Aim of the task> Copy all lines that contain the word "Days".

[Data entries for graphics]
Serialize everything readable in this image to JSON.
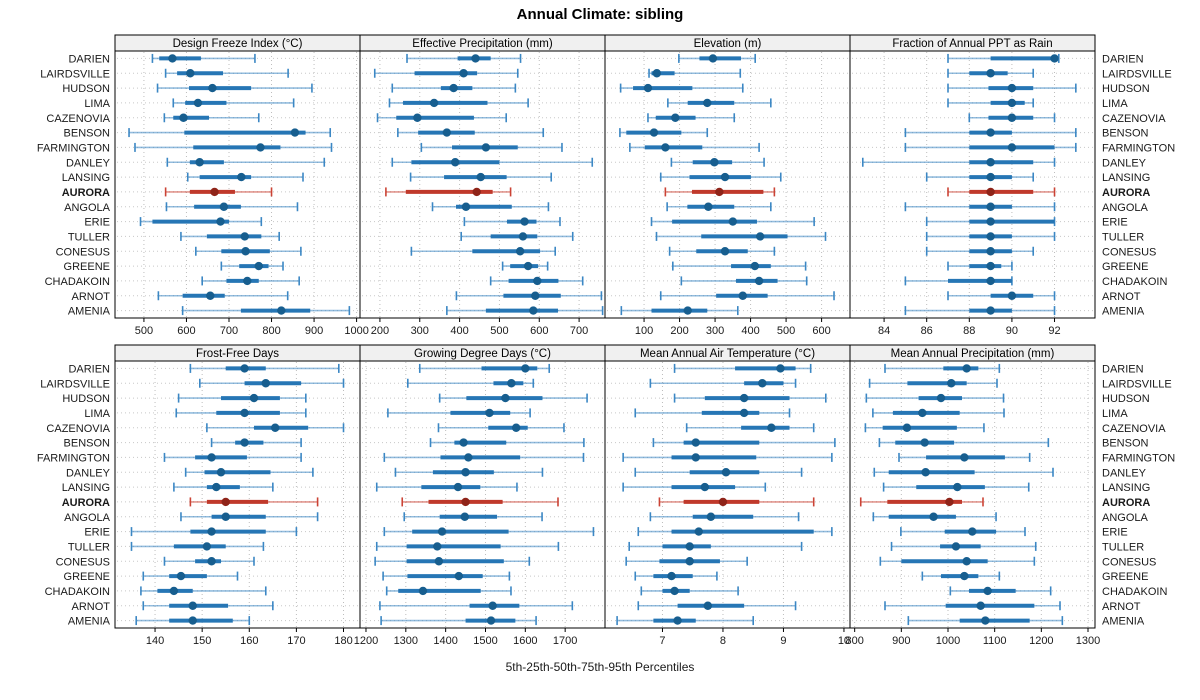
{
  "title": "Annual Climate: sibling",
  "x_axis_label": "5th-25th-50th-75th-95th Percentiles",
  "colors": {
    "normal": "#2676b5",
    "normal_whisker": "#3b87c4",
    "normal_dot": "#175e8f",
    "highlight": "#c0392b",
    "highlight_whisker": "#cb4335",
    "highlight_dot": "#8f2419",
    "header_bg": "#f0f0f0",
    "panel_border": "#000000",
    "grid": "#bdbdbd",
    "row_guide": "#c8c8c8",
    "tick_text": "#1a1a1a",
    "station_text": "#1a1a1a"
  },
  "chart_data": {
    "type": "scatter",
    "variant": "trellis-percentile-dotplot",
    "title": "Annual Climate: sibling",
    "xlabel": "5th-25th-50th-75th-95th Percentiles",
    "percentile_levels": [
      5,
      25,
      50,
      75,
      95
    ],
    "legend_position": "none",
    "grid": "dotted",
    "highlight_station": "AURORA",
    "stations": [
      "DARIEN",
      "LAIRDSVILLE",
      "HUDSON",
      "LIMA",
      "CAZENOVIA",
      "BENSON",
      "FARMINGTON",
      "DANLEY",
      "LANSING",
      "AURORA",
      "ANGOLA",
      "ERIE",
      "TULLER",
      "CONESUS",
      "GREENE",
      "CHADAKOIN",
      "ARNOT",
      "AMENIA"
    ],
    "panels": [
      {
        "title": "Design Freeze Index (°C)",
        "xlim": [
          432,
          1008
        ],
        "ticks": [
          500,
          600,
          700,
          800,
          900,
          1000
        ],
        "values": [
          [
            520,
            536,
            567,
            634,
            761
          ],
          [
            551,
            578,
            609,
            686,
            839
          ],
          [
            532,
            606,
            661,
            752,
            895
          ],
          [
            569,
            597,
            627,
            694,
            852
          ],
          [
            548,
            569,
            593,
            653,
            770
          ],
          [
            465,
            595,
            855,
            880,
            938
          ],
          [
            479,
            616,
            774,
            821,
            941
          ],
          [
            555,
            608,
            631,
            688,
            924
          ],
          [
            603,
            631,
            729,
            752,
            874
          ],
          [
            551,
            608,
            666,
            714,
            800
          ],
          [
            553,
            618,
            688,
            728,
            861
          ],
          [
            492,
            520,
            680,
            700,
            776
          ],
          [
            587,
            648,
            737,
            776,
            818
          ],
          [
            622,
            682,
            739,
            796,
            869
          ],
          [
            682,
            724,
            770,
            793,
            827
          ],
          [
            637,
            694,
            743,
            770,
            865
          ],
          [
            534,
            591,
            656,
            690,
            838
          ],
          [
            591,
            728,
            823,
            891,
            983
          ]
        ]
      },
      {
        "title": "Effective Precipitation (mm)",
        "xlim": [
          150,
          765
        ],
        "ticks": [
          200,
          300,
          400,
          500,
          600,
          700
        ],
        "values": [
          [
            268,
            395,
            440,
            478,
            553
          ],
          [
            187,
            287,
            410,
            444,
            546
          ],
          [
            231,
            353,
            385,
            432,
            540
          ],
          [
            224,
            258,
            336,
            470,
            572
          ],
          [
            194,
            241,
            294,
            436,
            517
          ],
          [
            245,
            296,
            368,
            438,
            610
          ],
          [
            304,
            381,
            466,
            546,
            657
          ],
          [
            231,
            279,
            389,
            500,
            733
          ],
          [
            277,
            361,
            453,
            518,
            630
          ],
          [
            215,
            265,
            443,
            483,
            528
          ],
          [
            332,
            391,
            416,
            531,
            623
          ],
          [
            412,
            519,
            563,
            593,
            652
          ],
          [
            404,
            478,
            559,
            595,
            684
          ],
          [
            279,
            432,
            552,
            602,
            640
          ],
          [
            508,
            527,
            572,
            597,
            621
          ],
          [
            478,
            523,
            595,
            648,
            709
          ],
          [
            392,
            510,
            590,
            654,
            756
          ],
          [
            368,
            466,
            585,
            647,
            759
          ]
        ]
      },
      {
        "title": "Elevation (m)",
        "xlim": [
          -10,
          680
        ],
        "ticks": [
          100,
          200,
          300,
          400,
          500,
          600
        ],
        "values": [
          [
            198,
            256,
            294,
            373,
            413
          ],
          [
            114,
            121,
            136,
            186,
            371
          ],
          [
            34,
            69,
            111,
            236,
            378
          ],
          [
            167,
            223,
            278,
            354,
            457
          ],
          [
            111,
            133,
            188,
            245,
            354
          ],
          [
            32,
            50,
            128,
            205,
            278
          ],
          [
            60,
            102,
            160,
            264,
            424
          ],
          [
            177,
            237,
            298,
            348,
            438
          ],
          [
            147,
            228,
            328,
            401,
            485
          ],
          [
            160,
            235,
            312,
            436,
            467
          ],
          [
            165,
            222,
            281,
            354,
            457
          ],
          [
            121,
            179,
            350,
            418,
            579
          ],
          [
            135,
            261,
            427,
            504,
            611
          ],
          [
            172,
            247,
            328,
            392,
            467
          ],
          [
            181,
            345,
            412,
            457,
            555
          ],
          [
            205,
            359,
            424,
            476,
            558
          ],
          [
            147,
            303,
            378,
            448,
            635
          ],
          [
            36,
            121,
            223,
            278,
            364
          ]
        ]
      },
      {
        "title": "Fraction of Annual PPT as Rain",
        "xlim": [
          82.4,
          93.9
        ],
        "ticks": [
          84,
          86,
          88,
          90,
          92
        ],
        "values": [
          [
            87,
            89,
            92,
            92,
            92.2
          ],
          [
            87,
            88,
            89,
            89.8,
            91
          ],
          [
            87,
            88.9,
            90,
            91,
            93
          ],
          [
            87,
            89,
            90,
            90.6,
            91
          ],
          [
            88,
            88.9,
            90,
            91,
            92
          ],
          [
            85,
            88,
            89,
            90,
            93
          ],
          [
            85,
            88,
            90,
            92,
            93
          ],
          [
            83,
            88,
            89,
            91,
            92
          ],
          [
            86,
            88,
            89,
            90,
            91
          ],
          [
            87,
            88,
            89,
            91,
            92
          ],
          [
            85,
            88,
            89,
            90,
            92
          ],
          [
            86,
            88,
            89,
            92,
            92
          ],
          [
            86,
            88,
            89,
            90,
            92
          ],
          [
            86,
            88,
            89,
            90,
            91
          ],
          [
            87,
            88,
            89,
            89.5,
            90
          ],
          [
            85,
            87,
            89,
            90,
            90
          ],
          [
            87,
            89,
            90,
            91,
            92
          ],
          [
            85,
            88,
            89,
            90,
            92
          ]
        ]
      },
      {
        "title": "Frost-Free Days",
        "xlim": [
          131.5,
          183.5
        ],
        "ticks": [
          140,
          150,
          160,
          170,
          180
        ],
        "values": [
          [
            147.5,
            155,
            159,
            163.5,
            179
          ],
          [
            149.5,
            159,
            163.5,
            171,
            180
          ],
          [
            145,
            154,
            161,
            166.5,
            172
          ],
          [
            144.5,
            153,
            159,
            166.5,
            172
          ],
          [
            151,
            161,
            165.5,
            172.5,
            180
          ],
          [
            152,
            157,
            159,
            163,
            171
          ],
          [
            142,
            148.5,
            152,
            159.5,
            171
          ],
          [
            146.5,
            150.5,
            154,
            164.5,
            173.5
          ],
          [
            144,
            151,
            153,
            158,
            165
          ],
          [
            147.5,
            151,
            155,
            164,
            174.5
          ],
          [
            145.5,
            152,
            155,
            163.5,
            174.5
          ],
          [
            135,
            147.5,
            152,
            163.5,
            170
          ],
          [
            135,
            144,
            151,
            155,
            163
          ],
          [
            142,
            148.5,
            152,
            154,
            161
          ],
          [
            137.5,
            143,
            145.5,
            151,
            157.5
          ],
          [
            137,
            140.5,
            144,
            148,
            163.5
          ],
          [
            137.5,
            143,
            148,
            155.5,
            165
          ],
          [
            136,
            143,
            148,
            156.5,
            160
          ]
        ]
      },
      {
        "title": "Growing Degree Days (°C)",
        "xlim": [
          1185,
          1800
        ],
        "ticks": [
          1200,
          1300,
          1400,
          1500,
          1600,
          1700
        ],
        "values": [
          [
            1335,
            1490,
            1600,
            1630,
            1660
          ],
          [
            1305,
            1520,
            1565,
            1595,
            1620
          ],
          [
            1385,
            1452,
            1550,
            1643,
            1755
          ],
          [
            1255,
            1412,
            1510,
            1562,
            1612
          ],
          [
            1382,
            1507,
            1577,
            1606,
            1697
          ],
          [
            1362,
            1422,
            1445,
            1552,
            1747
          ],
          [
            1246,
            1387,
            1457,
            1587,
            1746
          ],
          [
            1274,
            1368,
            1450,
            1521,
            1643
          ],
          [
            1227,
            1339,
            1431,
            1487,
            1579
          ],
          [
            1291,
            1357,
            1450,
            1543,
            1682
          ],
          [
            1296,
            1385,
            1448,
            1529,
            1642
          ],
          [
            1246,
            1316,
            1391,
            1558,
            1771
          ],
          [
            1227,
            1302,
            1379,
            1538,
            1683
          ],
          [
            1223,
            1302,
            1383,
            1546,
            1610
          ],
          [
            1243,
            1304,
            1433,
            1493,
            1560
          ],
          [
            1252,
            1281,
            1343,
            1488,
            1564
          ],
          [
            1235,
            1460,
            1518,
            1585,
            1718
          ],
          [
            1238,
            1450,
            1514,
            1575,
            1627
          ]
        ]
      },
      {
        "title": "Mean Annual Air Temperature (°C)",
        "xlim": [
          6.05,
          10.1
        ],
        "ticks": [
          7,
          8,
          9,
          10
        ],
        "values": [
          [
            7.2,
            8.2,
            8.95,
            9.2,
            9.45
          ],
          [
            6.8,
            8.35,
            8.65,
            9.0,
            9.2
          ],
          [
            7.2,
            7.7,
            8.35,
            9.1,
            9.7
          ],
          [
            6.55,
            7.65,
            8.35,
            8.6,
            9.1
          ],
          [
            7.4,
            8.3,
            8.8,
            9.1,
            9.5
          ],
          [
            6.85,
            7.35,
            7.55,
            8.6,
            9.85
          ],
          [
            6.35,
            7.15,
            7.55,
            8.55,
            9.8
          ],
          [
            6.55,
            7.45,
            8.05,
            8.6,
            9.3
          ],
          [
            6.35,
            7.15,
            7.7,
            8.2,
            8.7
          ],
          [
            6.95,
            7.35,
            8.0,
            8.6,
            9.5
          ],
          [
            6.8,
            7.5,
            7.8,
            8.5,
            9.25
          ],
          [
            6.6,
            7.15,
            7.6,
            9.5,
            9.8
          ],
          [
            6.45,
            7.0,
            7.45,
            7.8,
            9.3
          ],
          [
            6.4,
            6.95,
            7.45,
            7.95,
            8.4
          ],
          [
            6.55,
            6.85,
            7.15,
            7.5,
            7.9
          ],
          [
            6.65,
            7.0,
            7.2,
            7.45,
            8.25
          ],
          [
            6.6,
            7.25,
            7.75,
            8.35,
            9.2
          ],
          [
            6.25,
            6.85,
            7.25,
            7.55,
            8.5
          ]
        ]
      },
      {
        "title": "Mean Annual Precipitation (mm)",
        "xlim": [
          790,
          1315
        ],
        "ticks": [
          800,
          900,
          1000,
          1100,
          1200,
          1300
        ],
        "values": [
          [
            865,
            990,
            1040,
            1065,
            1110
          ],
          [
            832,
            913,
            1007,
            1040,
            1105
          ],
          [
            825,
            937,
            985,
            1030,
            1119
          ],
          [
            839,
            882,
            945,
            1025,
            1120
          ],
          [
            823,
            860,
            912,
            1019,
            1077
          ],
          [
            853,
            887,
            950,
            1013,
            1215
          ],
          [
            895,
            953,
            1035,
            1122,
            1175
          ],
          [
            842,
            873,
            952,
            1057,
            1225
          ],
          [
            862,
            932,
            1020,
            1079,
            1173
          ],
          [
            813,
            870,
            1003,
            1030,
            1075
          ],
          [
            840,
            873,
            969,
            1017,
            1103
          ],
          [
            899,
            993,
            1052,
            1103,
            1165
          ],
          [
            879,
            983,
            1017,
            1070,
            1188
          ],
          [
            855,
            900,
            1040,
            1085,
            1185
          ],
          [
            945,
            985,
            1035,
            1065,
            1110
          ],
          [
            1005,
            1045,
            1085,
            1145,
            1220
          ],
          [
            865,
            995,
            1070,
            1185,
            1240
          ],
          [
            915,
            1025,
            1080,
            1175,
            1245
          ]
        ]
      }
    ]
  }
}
==
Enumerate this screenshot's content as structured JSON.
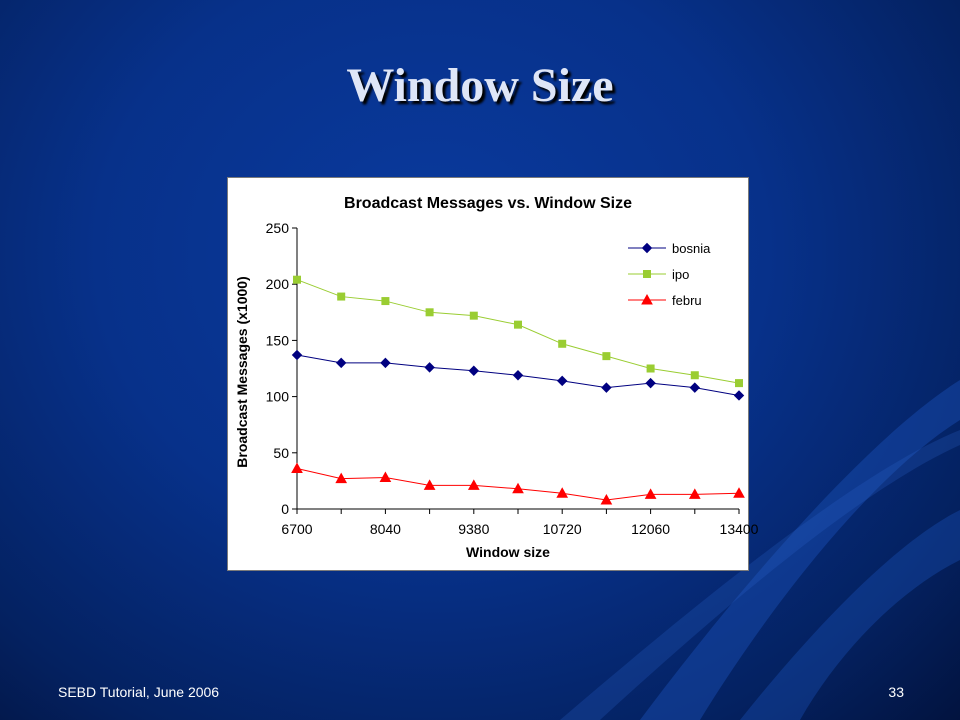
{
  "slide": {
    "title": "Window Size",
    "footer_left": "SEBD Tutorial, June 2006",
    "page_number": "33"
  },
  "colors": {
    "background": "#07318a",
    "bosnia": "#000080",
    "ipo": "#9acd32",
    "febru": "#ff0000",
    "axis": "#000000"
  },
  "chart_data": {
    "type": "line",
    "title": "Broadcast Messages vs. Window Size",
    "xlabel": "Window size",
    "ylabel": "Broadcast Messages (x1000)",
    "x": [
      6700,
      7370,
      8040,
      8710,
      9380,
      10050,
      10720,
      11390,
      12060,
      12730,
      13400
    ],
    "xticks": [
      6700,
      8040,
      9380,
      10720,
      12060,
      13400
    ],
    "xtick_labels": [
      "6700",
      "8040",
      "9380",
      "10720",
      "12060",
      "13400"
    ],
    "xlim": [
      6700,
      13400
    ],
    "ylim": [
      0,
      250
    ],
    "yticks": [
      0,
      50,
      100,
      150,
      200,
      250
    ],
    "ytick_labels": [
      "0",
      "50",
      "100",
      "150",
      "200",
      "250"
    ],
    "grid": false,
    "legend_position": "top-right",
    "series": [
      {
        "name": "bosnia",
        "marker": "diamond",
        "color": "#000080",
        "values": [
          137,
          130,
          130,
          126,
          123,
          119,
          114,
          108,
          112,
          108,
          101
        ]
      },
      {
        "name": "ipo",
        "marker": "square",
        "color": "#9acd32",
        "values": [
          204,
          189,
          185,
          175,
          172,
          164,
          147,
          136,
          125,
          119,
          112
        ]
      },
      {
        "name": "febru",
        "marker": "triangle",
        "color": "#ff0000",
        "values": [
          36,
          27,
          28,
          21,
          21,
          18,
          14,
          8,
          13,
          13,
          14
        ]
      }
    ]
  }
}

Problem solution>
        "title": "Frost-Free Days",
        "title": "Growing Degree Days (°C)",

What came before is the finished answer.